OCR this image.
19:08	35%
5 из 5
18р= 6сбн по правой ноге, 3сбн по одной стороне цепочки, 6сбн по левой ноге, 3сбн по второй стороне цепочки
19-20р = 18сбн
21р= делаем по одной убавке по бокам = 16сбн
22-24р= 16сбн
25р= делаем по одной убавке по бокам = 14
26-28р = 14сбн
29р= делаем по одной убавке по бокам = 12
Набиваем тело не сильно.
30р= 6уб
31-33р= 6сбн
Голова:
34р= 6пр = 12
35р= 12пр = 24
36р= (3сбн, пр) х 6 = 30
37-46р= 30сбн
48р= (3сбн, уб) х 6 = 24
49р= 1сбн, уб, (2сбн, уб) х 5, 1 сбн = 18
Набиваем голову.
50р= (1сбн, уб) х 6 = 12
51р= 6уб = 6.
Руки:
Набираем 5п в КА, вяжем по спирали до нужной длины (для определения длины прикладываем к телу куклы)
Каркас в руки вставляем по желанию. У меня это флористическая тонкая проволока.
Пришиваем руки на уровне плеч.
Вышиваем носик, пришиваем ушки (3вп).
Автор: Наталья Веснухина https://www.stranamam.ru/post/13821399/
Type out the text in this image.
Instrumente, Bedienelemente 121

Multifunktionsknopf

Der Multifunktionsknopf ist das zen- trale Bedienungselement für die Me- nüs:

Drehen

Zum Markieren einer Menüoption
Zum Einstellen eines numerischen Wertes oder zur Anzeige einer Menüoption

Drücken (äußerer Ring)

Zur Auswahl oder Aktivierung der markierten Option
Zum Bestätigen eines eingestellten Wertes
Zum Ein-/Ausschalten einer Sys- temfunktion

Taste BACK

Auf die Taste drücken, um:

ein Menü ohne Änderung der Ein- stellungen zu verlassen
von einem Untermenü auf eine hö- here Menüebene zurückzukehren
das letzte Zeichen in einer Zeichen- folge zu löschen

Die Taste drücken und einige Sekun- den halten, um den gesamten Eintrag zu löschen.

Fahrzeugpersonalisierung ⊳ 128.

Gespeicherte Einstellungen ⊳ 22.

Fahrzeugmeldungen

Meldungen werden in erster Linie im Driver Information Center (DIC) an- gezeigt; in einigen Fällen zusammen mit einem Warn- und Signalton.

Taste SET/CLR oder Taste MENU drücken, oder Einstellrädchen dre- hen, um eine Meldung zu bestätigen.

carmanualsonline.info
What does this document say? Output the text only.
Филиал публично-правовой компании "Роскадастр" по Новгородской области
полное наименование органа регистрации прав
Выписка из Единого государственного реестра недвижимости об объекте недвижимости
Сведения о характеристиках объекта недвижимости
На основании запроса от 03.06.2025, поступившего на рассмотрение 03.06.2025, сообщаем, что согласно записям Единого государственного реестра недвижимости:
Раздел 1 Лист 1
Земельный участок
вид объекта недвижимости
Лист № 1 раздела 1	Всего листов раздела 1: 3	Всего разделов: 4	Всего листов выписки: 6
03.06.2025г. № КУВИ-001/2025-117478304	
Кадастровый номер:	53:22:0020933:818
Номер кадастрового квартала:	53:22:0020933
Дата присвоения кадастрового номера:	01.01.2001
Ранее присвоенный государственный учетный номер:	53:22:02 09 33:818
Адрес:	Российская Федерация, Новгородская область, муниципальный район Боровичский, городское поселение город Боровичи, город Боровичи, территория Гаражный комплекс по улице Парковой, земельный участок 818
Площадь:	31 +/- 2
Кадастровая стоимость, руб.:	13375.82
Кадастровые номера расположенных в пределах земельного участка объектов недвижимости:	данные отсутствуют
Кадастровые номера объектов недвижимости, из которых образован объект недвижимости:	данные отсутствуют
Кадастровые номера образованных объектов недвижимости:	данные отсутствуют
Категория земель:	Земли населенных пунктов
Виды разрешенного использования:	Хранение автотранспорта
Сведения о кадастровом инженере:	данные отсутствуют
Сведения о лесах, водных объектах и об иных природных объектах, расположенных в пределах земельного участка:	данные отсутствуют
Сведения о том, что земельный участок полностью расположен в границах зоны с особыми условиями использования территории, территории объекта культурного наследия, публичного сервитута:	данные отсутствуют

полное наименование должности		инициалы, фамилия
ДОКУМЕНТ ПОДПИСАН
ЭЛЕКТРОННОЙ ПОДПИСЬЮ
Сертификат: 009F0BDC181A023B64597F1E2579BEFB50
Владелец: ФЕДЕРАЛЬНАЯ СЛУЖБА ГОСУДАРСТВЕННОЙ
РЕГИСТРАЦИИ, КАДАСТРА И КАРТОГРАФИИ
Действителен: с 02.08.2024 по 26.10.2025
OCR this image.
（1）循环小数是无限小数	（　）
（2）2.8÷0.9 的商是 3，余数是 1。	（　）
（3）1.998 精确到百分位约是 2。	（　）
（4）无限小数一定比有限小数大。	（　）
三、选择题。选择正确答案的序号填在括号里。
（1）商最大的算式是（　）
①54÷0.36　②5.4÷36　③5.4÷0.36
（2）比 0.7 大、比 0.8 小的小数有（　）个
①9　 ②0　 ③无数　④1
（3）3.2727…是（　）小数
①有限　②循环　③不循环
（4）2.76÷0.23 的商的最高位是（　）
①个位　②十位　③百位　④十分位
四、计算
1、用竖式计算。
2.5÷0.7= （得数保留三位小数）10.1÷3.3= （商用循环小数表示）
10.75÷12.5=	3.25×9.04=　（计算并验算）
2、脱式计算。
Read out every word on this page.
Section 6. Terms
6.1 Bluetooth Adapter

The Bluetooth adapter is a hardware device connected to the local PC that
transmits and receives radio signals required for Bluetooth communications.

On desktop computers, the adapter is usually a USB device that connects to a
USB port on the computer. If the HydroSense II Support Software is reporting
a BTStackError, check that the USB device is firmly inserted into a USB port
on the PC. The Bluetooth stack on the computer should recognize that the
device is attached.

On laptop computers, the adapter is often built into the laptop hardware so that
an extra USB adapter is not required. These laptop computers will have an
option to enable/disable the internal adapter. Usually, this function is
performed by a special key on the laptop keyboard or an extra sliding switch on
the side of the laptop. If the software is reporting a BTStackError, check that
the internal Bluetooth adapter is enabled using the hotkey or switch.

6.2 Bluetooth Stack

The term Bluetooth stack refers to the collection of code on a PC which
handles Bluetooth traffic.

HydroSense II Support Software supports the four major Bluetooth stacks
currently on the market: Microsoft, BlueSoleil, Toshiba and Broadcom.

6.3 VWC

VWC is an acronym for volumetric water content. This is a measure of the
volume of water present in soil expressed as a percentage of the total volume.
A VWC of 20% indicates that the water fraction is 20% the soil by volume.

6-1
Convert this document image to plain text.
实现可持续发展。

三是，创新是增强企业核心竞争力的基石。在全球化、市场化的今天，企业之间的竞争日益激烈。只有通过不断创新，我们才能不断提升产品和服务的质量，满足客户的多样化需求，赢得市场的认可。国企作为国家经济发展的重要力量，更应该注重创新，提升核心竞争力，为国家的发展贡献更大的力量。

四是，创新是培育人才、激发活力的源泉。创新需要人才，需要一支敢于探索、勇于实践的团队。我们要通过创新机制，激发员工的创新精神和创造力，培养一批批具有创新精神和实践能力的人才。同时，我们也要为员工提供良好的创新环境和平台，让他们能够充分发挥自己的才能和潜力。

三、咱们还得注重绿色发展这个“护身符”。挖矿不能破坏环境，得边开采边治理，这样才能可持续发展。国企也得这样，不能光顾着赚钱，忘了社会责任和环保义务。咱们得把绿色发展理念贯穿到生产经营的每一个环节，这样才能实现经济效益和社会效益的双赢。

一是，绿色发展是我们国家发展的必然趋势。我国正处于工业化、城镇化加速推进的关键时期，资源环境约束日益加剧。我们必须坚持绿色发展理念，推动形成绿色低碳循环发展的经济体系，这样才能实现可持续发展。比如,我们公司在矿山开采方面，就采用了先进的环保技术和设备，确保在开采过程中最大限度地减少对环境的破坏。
§
From the listing, copy each line containing the word "soil".

volume of water present in soil expressed as a percentage of the total volume.
A VWC of 20% indicates that the water fraction is 20% the soil by volume.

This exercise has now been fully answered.